◆ **Problem**
Repeat each record below exactly as given.

☆ ☆ ☆ ☆ ☆ ☆ ☆

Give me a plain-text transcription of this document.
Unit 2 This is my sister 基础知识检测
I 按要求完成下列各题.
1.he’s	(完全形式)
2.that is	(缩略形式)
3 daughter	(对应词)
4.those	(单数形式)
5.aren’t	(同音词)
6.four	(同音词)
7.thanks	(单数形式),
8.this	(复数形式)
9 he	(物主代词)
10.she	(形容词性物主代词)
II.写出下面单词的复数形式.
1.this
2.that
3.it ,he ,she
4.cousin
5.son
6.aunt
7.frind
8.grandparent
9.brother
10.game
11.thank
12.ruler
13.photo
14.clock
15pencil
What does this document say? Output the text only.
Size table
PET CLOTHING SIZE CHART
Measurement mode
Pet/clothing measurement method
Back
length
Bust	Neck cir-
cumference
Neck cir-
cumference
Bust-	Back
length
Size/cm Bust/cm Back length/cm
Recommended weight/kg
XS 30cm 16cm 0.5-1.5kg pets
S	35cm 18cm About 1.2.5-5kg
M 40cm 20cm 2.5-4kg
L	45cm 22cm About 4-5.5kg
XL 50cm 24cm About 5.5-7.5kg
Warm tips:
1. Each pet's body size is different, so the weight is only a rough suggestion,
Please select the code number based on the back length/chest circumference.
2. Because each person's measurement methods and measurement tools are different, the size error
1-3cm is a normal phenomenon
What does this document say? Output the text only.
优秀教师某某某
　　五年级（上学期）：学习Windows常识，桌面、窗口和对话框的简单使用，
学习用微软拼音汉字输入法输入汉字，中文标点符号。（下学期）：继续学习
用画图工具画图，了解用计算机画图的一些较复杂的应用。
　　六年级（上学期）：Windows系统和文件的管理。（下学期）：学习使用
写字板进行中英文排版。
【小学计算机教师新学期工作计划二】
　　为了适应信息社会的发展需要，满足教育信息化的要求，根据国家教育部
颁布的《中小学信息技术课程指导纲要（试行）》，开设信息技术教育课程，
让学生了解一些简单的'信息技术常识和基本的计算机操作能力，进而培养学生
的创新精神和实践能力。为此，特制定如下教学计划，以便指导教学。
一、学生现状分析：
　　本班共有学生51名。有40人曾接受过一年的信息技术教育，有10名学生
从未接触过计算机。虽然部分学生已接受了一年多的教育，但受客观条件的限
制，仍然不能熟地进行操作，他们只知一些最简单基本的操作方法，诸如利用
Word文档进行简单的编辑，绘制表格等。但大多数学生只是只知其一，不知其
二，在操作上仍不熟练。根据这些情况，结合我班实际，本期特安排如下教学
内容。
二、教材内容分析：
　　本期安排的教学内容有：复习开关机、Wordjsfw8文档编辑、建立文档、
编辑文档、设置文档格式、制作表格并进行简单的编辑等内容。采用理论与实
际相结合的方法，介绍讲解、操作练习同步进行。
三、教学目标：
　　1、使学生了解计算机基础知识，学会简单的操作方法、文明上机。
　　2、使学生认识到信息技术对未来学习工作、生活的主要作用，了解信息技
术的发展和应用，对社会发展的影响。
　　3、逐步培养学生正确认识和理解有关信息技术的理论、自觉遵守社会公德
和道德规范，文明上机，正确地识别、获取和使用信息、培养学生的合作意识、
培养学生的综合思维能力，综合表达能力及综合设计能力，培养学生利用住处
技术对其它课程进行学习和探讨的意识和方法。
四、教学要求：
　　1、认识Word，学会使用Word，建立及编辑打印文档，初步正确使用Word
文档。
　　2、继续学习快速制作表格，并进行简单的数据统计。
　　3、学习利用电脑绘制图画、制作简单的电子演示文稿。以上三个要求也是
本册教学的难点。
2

☆ ☆ ☆ ☆ ☆ ☆ ☆

◆ **Task solution**
Give me a plain-text transcription of this document.
Unit 2 This is my sister 基础知识检测
I 按要求完成下列各题.
1.he’s	(完全形式)
2.that is	(缩略形式)
3 daughter	(对应词)
4.those	(单数形式)
5.aren’t	(同音词)
6.four	(同音词)
7.thanks	(单数形式),
8.this	(复数形式)
9 he	(物主代词)
10.she	(形容词性物主代词)
II.写出下面单词的复数形式.
1.this
2.that
3.it ,he ,she
4.cousin
5.son
6.aunt
7.frind
8.grandparent
9.brother
10.game
11.thank
12.ruler
13.photo
14.clock
15pencil
What does this document say? Output the text only.
Size table
PET CLOTHING SIZE CHART
Measurement mode
Pet/clothing measurement method
Back
length
Bust	Neck cir-
cumference
Neck cir-
cumference
Bust-	Back
length
Size/cm Bust/cm Back length/cm
Recommended weight/kg
XS 30cm 16cm 0.5-1.5kg pets
S	35cm 18cm About 1.2.5-5kg
M 40cm 20cm 2.5-4kg
L	45cm 22cm About 4-5.5kg
XL 50cm 24cm About 5.5-7.5kg
Warm tips:
1. Each pet's body size is different, so the weight is only a rough suggestion,
Please select the code number based on the back length/chest circumference.
2. Because each person's measurement methods and measurement tools are different, the size error
1-3cm is a normal phenomenon
What does this document say? Output the text only.
优秀教师某某某
　　五年级（上学期）：学习Windows常识，桌面、窗口和对话框的简单使用，
学习用微软拼音汉字输入法输入汉字，中文标点符号。（下学期）：继续学习
用画图工具画图，了解用计算机画图的一些较复杂的应用。
　　六年级（上学期）：Windows系统和文件的管理。（下学期）：学习使用
写字板进行中英文排版。
【小学计算机教师新学期工作计划二】
　　为了适应信息社会的发展需要，满足教育信息化的要求，根据国家教育部
颁布的《中小学信息技术课程指导纲要（试行）》，开设信息技术教育课程，
让学生了解一些简单的'信息技术常识和基本的计算机操作能力，进而培养学生
的创新精神和实践能力。为此，特制定如下教学计划，以便指导教学。
一、学生现状分析：
　　本班共有学生51名。有40人曾接受过一年的信息技术教育，有10名学生
从未接触过计算机。虽然部分学生已接受了一年多的教育，但受客观条件的限
制，仍然不能熟地进行操作，他们只知一些最简单基本的操作方法，诸如利用
Word文档进行简单的编辑，绘制表格等。但大多数学生只是只知其一，不知其
二，在操作上仍不熟练。根据这些情况，结合我班实际，本期特安排如下教学
内容。
二、教材内容分析：
　　本期安排的教学内容有：复习开关机、Wordjsfw8文档编辑、建立文档、
编辑文档、设置文档格式、制作表格并进行简单的编辑等内容。采用理论与实
际相结合的方法，介绍讲解、操作练习同步进行。
三、教学目标：
　　1、使学生了解计算机基础知识，学会简单的操作方法、文明上机。
　　2、使学生认识到信息技术对未来学习工作、生活的主要作用，了解信息技
术的发展和应用，对社会发展的影响。
　　3、逐步培养学生正确认识和理解有关信息技术的理论、自觉遵守社会公德
和道德规范，文明上机，正确地识别、获取和使用信息、培养学生的合作意识、
培养学生的综合思维能力，综合表达能力及综合设计能力，培养学生利用住处
技术对其它课程进行学习和探讨的意识和方法。
四、教学要求：
　　1、认识Word，学会使用Word，建立及编辑打印文档，初步正确使用Word
文档。
　　2、继续学习快速制作表格，并进行简单的数据统计。
　　3、学习利用电脑绘制图画、制作简单的电子演示文稿。以上三个要求也是
本册教学的难点。
2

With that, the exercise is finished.